[Stored data entries]
::::::::

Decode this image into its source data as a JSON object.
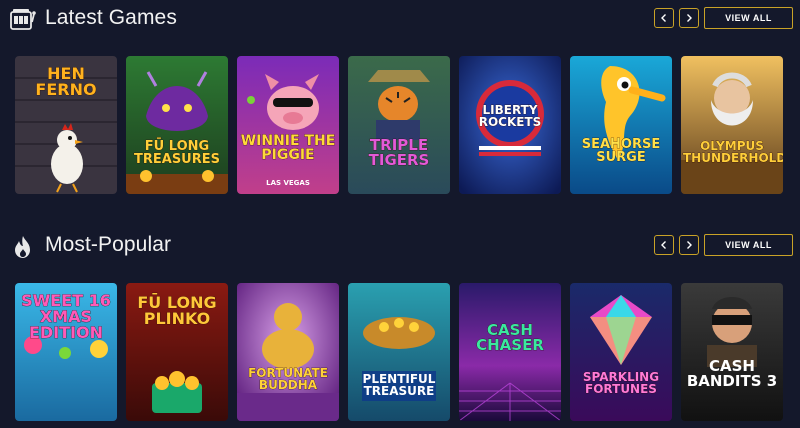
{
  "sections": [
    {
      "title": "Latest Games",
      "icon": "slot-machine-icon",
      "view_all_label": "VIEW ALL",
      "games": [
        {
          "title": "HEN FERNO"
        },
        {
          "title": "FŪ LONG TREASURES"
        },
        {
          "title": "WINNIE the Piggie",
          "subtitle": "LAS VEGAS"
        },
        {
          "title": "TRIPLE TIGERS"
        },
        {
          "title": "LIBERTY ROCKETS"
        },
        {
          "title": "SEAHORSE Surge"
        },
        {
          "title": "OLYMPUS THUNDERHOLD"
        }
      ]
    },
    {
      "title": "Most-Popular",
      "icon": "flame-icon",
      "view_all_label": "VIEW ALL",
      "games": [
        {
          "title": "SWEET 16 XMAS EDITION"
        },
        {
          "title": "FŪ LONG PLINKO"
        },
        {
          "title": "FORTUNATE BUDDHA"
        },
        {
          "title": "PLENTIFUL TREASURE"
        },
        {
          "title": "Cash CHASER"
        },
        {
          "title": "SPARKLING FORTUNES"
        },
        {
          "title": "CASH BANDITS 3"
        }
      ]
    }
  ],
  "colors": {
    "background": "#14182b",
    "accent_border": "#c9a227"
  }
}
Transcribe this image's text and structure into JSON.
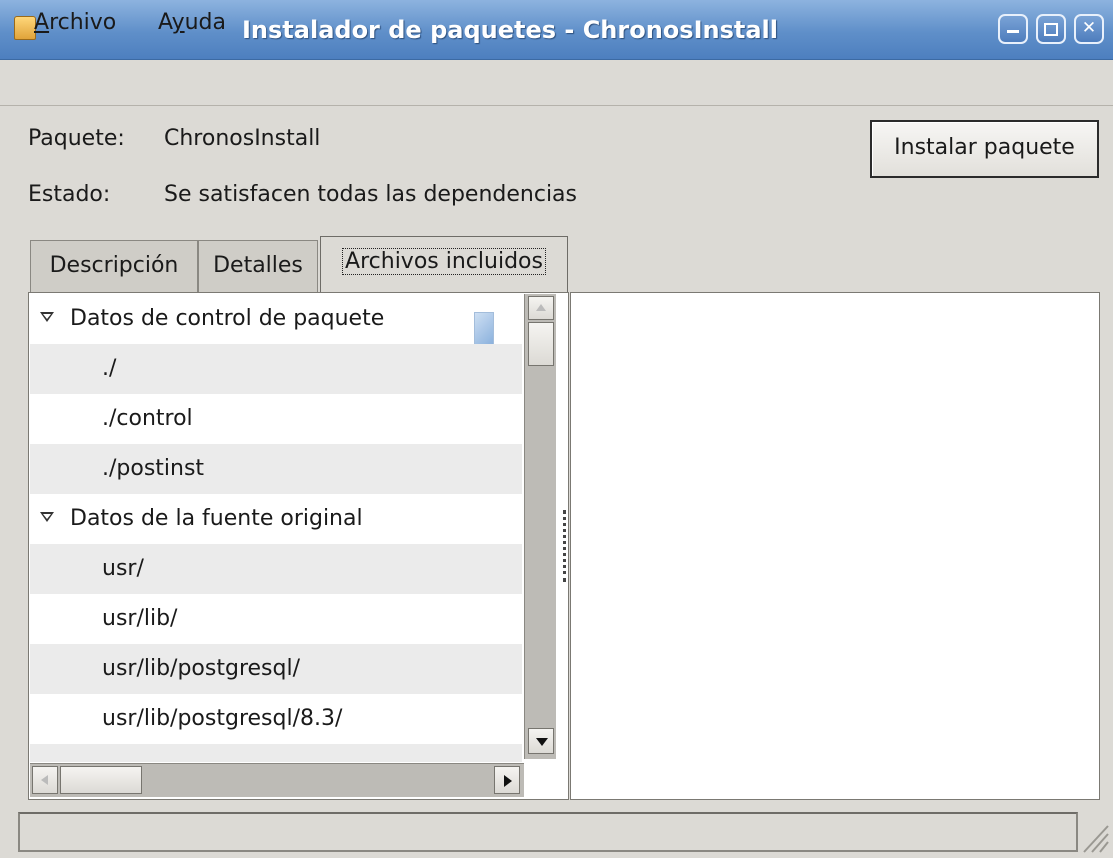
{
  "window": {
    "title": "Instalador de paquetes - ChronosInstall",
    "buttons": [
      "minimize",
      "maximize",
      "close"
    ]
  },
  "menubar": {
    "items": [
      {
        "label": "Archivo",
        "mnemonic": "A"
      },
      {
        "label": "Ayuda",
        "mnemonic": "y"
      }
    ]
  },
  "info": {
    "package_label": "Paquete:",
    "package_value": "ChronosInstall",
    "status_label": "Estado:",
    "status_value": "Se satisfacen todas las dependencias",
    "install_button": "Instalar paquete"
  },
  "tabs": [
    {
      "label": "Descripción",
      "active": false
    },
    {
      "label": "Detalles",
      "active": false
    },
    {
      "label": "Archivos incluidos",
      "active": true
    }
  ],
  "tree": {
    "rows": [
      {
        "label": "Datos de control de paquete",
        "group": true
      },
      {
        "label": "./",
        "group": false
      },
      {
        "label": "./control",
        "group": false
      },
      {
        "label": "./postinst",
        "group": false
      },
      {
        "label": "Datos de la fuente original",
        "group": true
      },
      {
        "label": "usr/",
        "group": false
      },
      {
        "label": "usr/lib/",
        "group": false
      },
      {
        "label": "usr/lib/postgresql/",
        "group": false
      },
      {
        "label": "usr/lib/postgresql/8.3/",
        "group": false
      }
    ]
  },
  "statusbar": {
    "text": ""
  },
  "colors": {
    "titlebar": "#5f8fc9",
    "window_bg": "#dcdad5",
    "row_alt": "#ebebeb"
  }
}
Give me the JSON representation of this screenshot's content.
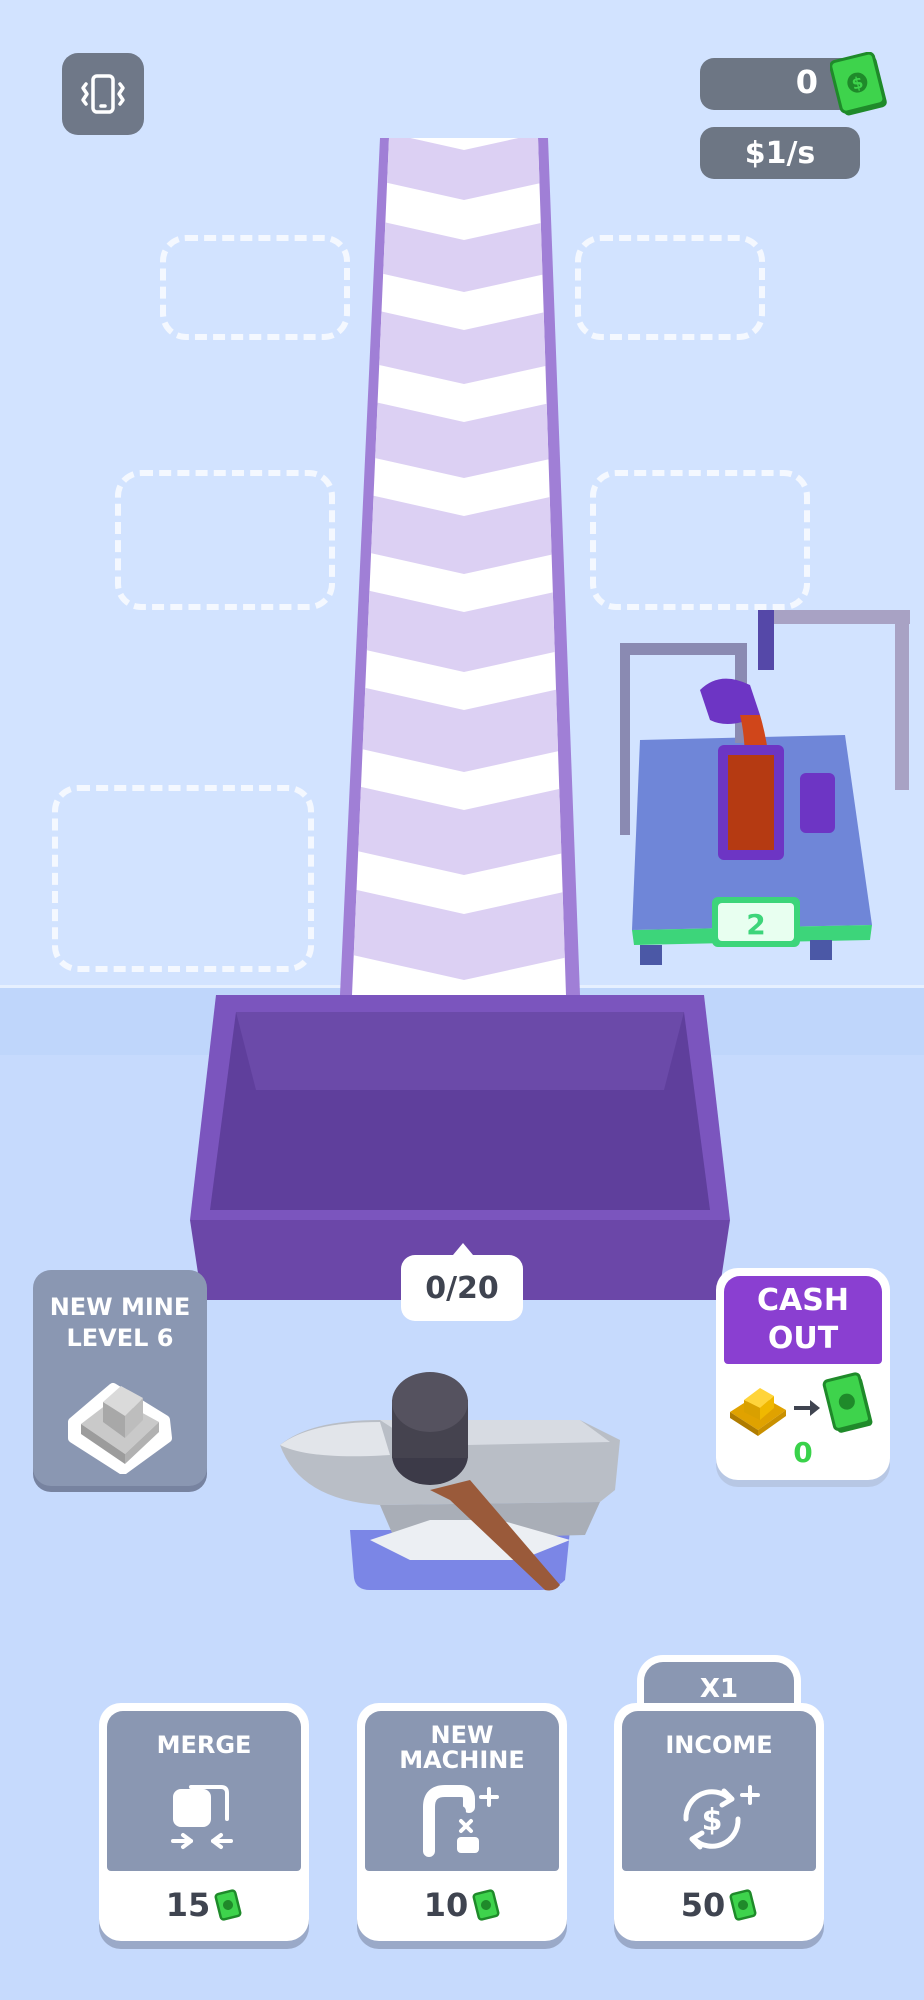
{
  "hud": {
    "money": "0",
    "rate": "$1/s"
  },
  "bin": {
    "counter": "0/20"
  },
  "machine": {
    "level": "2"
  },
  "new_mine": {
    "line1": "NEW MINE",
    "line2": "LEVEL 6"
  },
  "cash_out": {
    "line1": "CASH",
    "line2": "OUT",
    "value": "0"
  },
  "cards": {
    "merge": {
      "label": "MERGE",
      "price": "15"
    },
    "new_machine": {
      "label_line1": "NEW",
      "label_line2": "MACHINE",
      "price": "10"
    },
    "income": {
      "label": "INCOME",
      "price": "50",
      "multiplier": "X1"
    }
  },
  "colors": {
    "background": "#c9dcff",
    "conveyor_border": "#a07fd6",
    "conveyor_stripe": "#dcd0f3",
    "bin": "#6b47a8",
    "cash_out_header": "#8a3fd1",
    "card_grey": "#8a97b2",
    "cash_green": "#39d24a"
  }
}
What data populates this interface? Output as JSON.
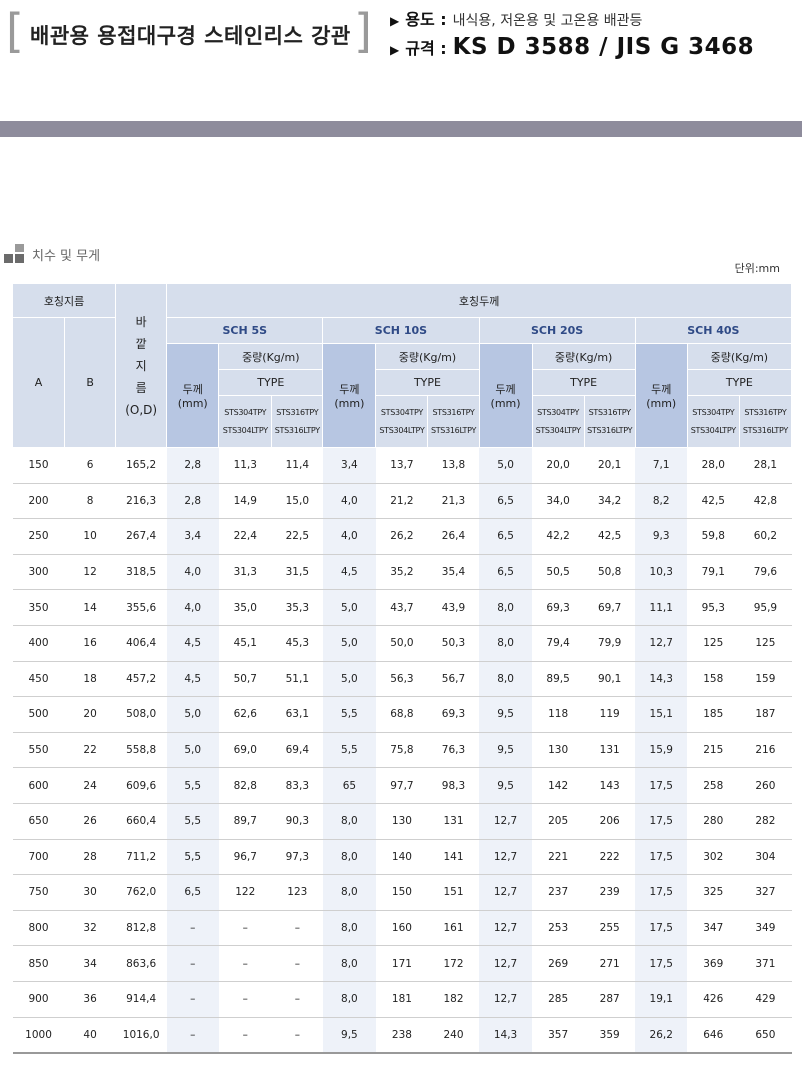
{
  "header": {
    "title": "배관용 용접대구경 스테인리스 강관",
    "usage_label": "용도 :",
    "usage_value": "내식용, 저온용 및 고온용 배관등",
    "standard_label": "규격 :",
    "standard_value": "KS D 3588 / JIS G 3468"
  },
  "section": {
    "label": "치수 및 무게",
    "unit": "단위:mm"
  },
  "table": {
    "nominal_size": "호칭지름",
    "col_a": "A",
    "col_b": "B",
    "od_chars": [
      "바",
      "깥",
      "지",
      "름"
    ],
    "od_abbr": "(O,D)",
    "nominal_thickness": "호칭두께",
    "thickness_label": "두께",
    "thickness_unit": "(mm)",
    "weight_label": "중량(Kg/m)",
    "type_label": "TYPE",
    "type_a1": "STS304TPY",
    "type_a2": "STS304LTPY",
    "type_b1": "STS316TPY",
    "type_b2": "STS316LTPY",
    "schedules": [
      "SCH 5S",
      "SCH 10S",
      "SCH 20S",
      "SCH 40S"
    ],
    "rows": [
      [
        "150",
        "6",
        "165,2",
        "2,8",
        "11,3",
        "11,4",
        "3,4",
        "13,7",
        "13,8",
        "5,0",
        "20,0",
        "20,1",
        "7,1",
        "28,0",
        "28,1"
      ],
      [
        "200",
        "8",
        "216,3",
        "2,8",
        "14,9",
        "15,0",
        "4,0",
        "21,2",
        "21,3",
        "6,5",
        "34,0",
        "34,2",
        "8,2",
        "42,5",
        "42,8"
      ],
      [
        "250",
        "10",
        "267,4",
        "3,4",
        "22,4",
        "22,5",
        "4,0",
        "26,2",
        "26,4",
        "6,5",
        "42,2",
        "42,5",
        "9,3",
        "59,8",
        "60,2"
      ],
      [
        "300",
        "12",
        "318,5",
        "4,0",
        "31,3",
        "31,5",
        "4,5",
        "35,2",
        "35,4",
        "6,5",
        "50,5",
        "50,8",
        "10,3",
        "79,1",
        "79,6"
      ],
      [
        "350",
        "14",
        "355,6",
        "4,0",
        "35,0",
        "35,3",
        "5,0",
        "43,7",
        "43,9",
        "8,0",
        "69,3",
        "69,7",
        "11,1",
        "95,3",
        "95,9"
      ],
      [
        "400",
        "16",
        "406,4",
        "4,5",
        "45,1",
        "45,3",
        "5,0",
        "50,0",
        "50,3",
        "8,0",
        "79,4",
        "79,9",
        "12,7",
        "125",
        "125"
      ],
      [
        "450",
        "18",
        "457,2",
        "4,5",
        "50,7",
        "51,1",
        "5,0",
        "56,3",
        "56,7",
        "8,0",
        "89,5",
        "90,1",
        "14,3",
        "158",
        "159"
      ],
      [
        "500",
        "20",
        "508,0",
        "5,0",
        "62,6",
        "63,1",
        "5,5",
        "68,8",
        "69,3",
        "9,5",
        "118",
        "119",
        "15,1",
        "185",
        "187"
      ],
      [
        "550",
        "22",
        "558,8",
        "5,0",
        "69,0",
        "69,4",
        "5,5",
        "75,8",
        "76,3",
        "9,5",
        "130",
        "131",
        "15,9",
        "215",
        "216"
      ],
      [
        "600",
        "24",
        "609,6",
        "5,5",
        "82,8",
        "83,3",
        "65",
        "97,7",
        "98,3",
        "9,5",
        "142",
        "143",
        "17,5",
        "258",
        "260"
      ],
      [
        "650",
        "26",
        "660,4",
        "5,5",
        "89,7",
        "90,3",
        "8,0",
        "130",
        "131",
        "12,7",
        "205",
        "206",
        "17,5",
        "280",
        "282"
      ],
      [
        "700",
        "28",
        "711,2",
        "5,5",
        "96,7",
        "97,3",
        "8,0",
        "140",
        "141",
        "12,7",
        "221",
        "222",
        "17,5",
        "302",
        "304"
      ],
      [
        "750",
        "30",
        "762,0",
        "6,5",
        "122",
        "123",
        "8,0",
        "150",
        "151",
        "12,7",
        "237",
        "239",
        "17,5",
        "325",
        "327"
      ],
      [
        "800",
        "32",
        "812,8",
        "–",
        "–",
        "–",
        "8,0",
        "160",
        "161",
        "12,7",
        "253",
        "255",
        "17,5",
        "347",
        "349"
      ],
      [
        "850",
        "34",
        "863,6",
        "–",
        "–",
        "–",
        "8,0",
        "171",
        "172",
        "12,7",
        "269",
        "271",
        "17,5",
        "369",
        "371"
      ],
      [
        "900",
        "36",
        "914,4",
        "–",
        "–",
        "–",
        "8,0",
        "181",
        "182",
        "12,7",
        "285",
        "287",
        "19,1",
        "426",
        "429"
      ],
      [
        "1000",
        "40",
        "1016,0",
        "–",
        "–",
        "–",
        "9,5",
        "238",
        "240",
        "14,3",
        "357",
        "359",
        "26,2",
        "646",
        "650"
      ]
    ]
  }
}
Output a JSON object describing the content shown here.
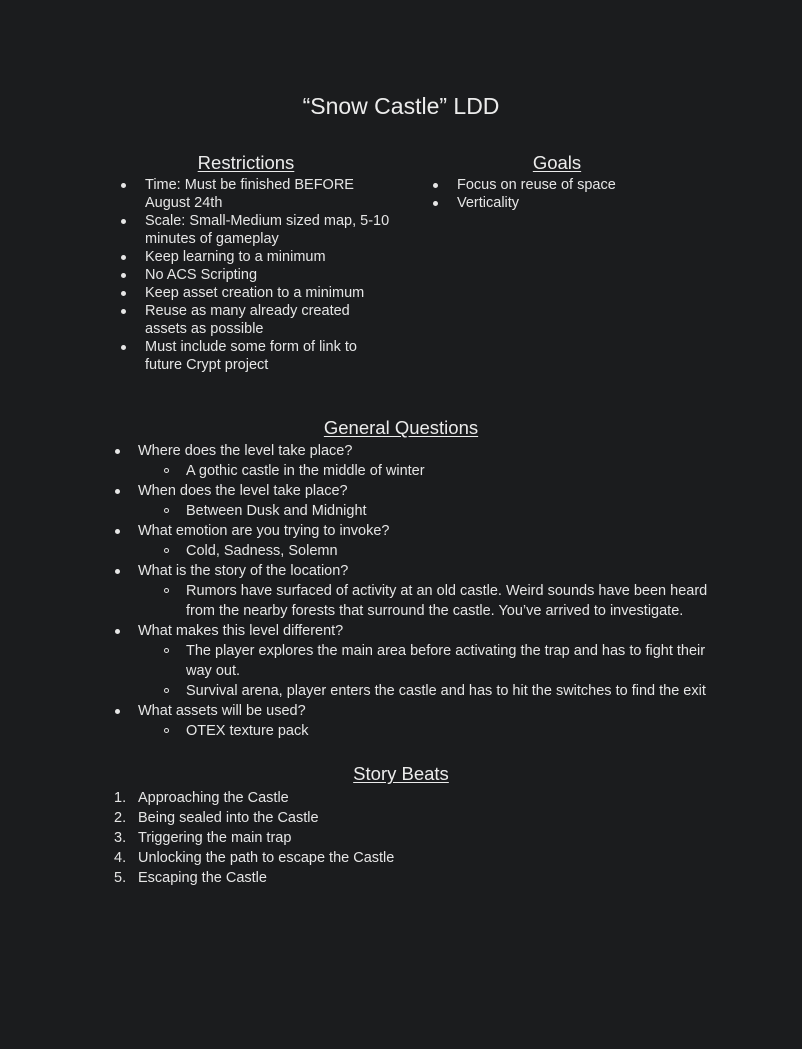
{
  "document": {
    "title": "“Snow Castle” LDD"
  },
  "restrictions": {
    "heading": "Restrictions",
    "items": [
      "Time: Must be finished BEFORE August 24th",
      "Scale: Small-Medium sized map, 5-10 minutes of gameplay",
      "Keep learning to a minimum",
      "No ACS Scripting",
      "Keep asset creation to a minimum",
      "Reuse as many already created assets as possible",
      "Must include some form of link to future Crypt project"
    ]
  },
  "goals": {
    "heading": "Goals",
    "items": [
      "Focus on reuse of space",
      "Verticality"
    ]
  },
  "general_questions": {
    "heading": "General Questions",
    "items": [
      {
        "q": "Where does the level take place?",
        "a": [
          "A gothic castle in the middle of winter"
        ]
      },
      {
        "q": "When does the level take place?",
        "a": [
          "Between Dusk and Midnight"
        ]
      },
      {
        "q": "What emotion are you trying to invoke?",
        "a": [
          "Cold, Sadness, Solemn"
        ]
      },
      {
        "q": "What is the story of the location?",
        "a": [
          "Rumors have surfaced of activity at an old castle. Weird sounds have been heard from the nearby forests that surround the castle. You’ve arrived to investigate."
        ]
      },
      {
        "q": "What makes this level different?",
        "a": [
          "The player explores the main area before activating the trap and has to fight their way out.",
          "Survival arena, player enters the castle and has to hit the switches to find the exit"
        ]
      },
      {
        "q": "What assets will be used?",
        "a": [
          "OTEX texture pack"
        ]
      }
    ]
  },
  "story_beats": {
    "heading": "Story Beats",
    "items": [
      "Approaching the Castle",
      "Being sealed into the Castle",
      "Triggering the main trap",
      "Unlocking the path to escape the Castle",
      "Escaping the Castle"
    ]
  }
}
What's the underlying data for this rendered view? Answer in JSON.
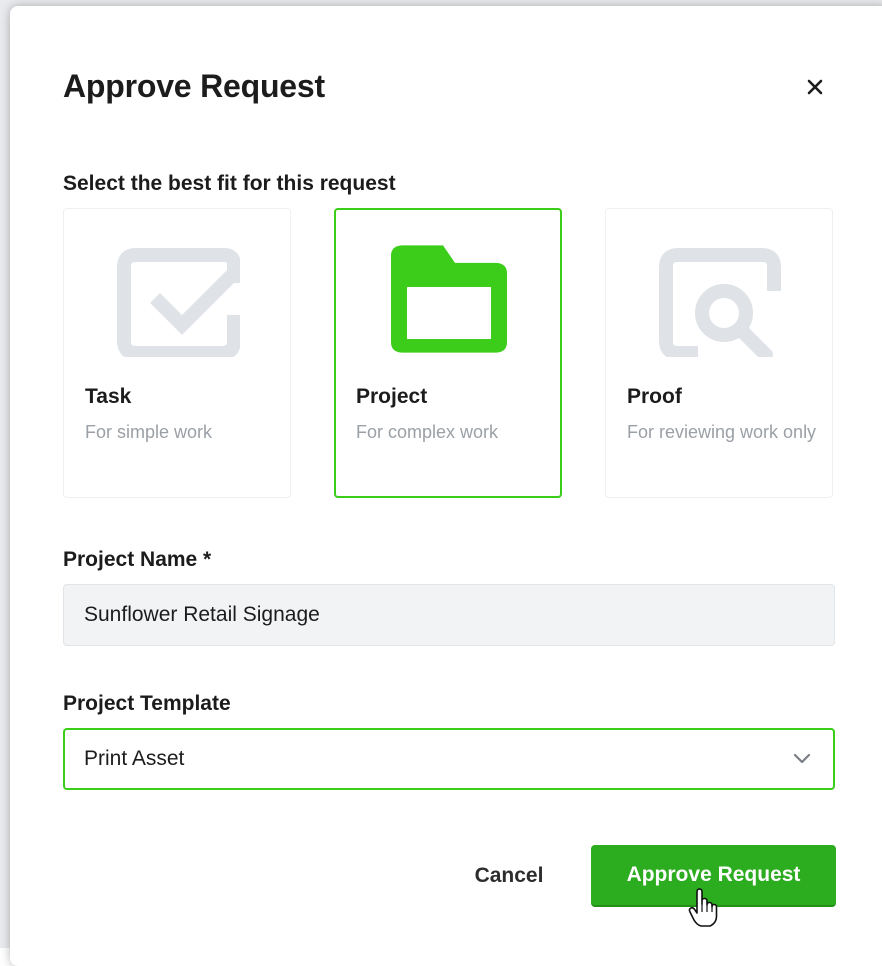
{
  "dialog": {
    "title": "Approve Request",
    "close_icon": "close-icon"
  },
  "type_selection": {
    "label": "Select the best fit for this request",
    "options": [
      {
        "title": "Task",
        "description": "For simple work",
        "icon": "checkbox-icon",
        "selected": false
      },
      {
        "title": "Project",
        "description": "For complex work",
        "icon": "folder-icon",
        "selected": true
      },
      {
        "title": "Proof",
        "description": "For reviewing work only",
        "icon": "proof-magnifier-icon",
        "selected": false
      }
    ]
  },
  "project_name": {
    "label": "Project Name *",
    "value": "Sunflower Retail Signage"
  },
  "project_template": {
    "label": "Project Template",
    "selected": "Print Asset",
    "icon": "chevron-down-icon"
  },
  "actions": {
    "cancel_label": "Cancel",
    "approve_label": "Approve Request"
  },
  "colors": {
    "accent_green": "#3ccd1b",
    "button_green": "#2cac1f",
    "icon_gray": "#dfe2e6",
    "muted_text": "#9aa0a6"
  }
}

::::::::

Exercise objective: Track down every line with the word "ChronosInstall" and copy it.

Output below:
    "title": "Instalador de paquetes - ChronosInstall",
    "package_value": "ChronosInstall",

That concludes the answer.